Tugas tertulis 1.
Ringkas paragraf dalam kutipan teks yang diawali "Film berdurasi 20 menit tersebut" menjadi satu kalimat yang lebih pendek tanpa menghilangkan fakta utamanya.
Tugas tertulis 2.
Menurut kutipan teks, film pendek karya Wregas Bhanuteja itu diadaptasi dari karya apa?
Tugas tertulis 3.
Ulangi kata demi kata bagian kutipan teks yang dimulai dengan "Film berdurasi 20" dan berlanjut sampai "minim dialog ini.".

Kutipan teks.
++++

Sutradara Wregas Bhanuteja menceritakan kembali mengenai film pendek ”Tak Ada Yang Gila Di Kota Ini” yang mendapat Piala Citra tahun lalu.
Oleh
Maria Susy Berindra
·2 menit baca
Nama sutradara Wregas Bhanuteja mungkin sudah tidak asing di kancah film pendek Tanah Air. Tahun lalu, filmnya yang berjudul Tak Ada Yang Gila Di KotaIni meraih penghargaan kategori Film Pendek Terbaik Festival Film Indonesia (FFI) 2019. Film ini diadaptasi dari antologi cerpen milik Eka Kurniawan dengan judul yang sama. Bercerita tentang fenomena penangkapan orang dengan gangguan jiwa dan penyalahgunaan kekuasaan atas orang-orang tersebut.
”Ada irisan yang sama dalam cerpen milik Eka Kurniawan. Yang sebelumnya, saya sama sekali tidak mengontak Mas Eka, tetapi saat sodorokan ide filmnya ternyata ide yang kita miliki sama. Walaupun harus ada beberapa momen yang tidak ditampilkan di film,” kata Regas pada acara Serasi (Sore Seru Bareng Kognisi) bedah dan diskusi film di Bentara Budaya Jakarta, Jakarta, Rabu (12/2/2020).
Film berdurasi 20 menit tersebut mengambil latar tempat di salah satu pantai dan hutan di daerah Kabupaten Gunung Kidul, Yogyakarta. Terlibatnya aktor Oka Antara menjadi daya tarik tersendiri bagi film yang sangat minim dialog ini.

++++

Data yang diberikan.
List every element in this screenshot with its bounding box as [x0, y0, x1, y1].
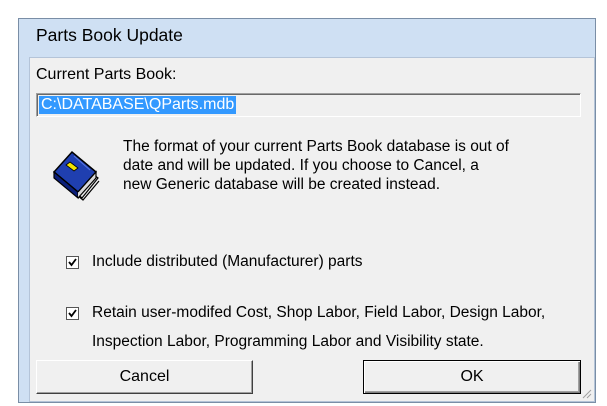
ok-button[interactable]: OK	[363, 360, 581, 394]
retain-user-modified-checkbox[interactable]	[66, 307, 79, 320]
retain-user-modified-label[interactable]: Retain user-modifed Cost, Shop Labor, Fi…	[92, 298, 572, 356]
dialog-content: Current Parts Book: C:\DATABASE\QParts.m…	[29, 57, 595, 402]
cancel-button[interactable]: Cancel	[36, 360, 253, 394]
book-icon-graphic	[52, 150, 100, 201]
book-icon	[48, 148, 102, 204]
parts-book-update-dialog: Parts Book Update Current Parts Book: C:…	[18, 18, 596, 403]
current-parts-book-label: Current Parts Book:	[36, 66, 177, 83]
include-distributed-label[interactable]: Include distributed (Manufacturer) parts	[92, 253, 363, 271]
checkmark-icon	[68, 309, 77, 318]
include-distributed-checkbox[interactable]	[66, 256, 79, 269]
current-parts-book-field[interactable]: C:\DATABASE\QParts.mdb	[36, 93, 581, 117]
dialog-title: Parts Book Update	[36, 25, 183, 45]
checkmark-icon	[68, 258, 77, 267]
title-bar[interactable]: Parts Book Update	[19, 19, 595, 57]
current-parts-book-path[interactable]: C:\DATABASE\QParts.mdb	[39, 96, 237, 114]
update-message: The format of your current Parts Book da…	[123, 138, 509, 193]
resize-grip-icon[interactable]	[580, 387, 592, 399]
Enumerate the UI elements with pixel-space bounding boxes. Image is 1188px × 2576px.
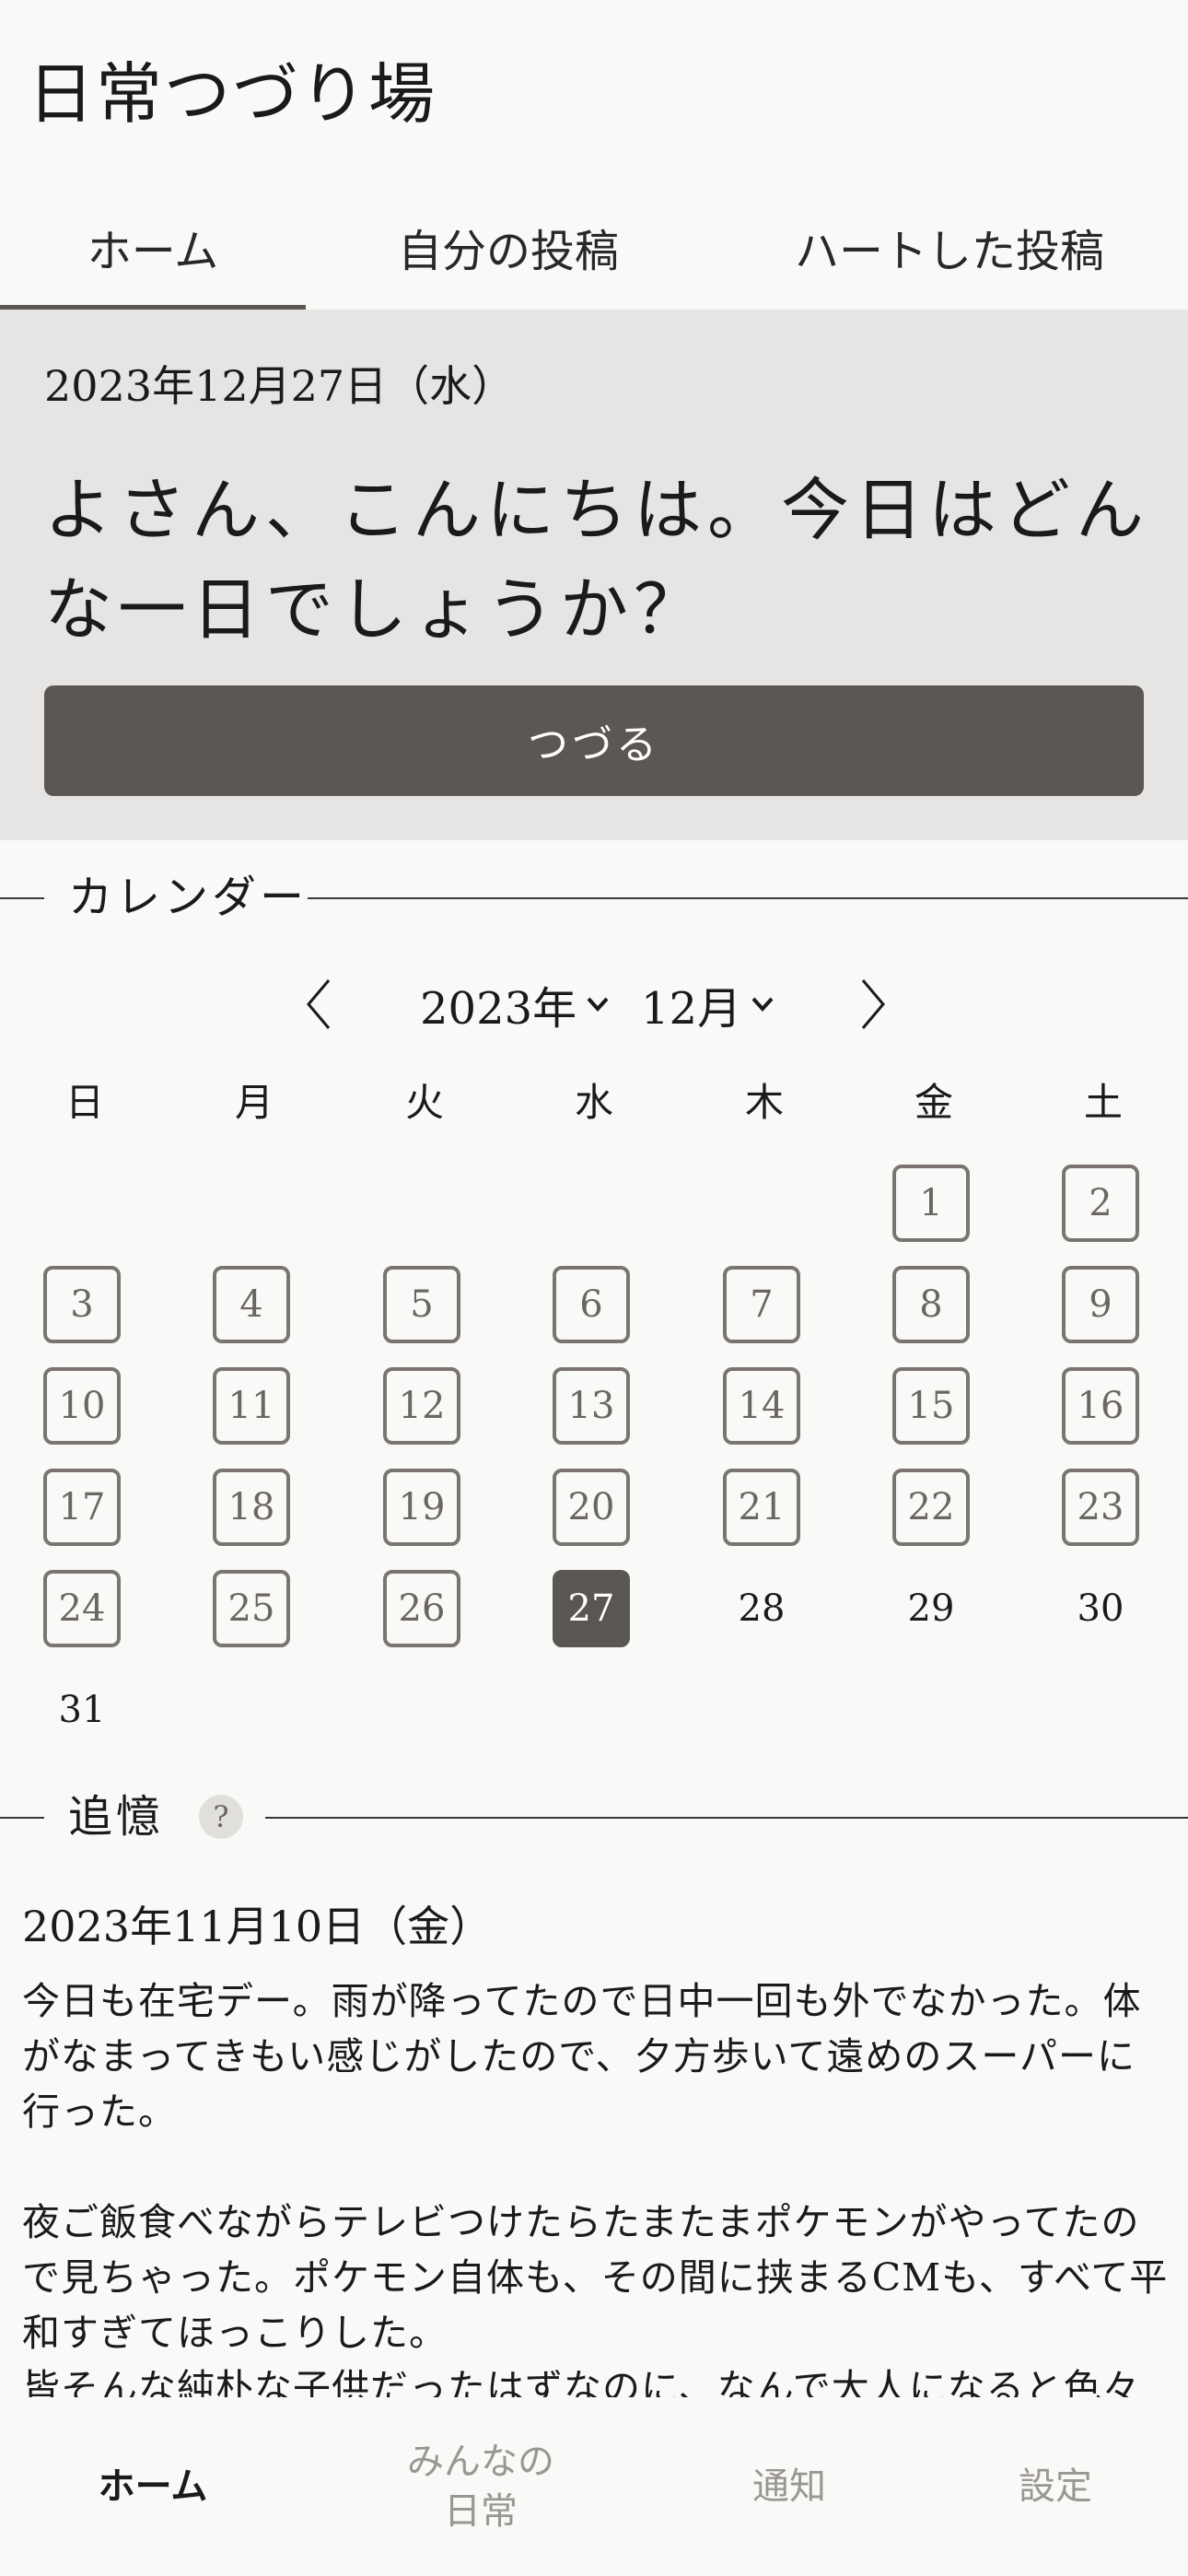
calendar-day-18[interactable]: 18 [213, 1469, 290, 1546]
chevron-down-icon [751, 997, 774, 1012]
calendar-day-26[interactable]: 26 [383, 1570, 460, 1647]
month-select[interactable]: 12月 [641, 967, 775, 1041]
memory-heading-label: 追憶 [68, 1791, 165, 1843]
calendar-day-30[interactable]: 30 [1062, 1570, 1139, 1647]
greeting-message: よさん、こんにちは。今日はどんな一日でしょうか？ [44, 471, 1149, 650]
calendar-day-28[interactable]: 28 [723, 1570, 800, 1647]
calendar-day-19[interactable]: 19 [383, 1469, 460, 1546]
calendar-day-7[interactable]: 7 [723, 1266, 800, 1343]
calendar-day-21[interactable]: 21 [723, 1469, 800, 1546]
calendar-day-17[interactable]: 17 [43, 1469, 121, 1546]
chevron-left-icon[interactable] [291, 967, 346, 1041]
calendar-day-8[interactable]: 8 [892, 1266, 970, 1343]
calendar-day-5[interactable]: 5 [383, 1266, 460, 1343]
year-select-value: 2023年 [420, 983, 577, 1035]
tab-hearted-posts[interactable]: ハートした投稿 [711, 184, 1188, 310]
divider [0, 897, 44, 899]
today-date: 2023年12月27日（水） [44, 361, 515, 411]
calendar-day-4[interactable]: 4 [213, 1266, 290, 1343]
calendar-navigation: 2023年 12月 [0, 967, 1188, 1041]
weekday-wed: 水 [574, 1080, 613, 1125]
bottom-nav-settings[interactable]: 設定 [923, 2397, 1188, 2576]
calendar-day-22[interactable]: 22 [892, 1469, 970, 1546]
bottom-nav-notifications-label: 通知 [752, 2465, 826, 2508]
memory-date: 2023年11月10日（金） [22, 1902, 493, 1951]
year-select[interactable]: 2023年 [420, 967, 610, 1041]
calendar-day-1[interactable]: 1 [892, 1165, 970, 1242]
help-icon[interactable]: ? [199, 1795, 243, 1839]
calendar-day-24[interactable]: 24 [43, 1570, 121, 1647]
calendar-day-10[interactable]: 10 [43, 1367, 121, 1445]
bottom-nav-everyone[interactable]: みんなの 日常 [306, 2397, 656, 2576]
app-title: 日常つづり場 [28, 55, 437, 133]
calendar-day-6[interactable]: 6 [553, 1266, 630, 1343]
calendar-day-16[interactable]: 16 [1062, 1367, 1139, 1445]
weekday-header: 日 月 火 水 木 金 土 [0, 1071, 1188, 1135]
write-button[interactable]: つづる [44, 685, 1144, 796]
calendar-day-25[interactable]: 25 [213, 1570, 290, 1647]
weekday-sat: 土 [1083, 1080, 1123, 1125]
weekday-sun: 日 [64, 1080, 104, 1125]
bottom-nav-notifications[interactable]: 通知 [656, 2397, 923, 2576]
bottom-nav-home-label: ホーム [98, 2465, 208, 2508]
calendar-day-29[interactable]: 29 [892, 1570, 970, 1647]
bottom-navigation: ホーム みんなの 日常 通知 設定 [0, 2397, 1188, 2576]
calendar-day-2[interactable]: 2 [1062, 1165, 1139, 1242]
calendar-day-31[interactable]: 31 [43, 1671, 121, 1749]
bottom-nav-settings-label: 設定 [1019, 2465, 1092, 2508]
chevron-right-icon[interactable] [845, 967, 901, 1041]
calendar-day-12[interactable]: 12 [383, 1367, 460, 1445]
calendar-day-9[interactable]: 9 [1062, 1266, 1139, 1343]
calendar-day-27[interactable]: 27 [553, 1570, 630, 1647]
weekday-tue: 火 [404, 1080, 444, 1125]
memory-heading: 追憶 ? [0, 1789, 1188, 1844]
tab-my-posts[interactable]: 自分の投稿 [306, 184, 711, 310]
memory-body: 今日も在宅デー。雨が降ってたので日中一回も外でなかった。体がなまってきもい感じが… [22, 1979, 1169, 2397]
chevron-down-icon [587, 997, 609, 1012]
bottom-nav-everyone-label: みんなの 日常 [407, 2441, 554, 2533]
divider [0, 1817, 44, 1819]
calendar-day-20[interactable]: 20 [553, 1469, 630, 1546]
calendar-heading: カレンダー [0, 870, 1188, 925]
tab-home[interactable]: ホーム [0, 184, 306, 310]
month-select-value: 12月 [641, 983, 742, 1035]
weekday-fri: 金 [914, 1080, 953, 1125]
divider [265, 1817, 1188, 1819]
calendar-heading-label: カレンダー [68, 872, 309, 923]
top-tabs: ホーム 自分の投稿 ハートした投稿 [0, 184, 1188, 310]
calendar-day-14[interactable]: 14 [723, 1367, 800, 1445]
calendar-day-23[interactable]: 23 [1062, 1469, 1139, 1546]
weekday-thu: 木 [744, 1080, 784, 1125]
calendar-day-3[interactable]: 3 [43, 1266, 121, 1343]
memory-post[interactable]: 2023年11月10日（金） 今日も在宅デー。雨が降ってたので日中一回も外でなか… [22, 1894, 1173, 2397]
weekday-mon: 月 [234, 1080, 274, 1125]
calendar-day-13[interactable]: 13 [553, 1367, 630, 1445]
divider [308, 897, 1188, 899]
calendar-day-15[interactable]: 15 [892, 1367, 970, 1445]
bottom-nav-home[interactable]: ホーム [0, 2397, 306, 2576]
calendar-day-11[interactable]: 11 [213, 1367, 290, 1445]
greeting-panel: 2023年12月27日（水） よさん、こんにちは。今日はどんな一日でしょうか？ … [0, 310, 1188, 840]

++++

Hasil yang benar 1.
Film berdurasi 20 menit yang sangat minim dialog ini berlatar di sebuah pantai dan hutan di Kabupaten Gunung Kidul, Yogyakarta, dan keterlibatan aktor Oka Antara menjadi daya tariknya.

Hasil yang benar 2.
Dari antologi cerpen milik Eka Kurniawan yang berjudul sama.

Hasil yang benar 3.
Film berdurasi 20 menit tersebut mengambil latar tempat di salah satu pantai dan hutan di daerah Kabupaten Gunung Kidul, Yogyakarta. Terlibatnya aktor Oka Antara menjadi daya tarik tersendiri bagi film yang sangat minim dialog ini.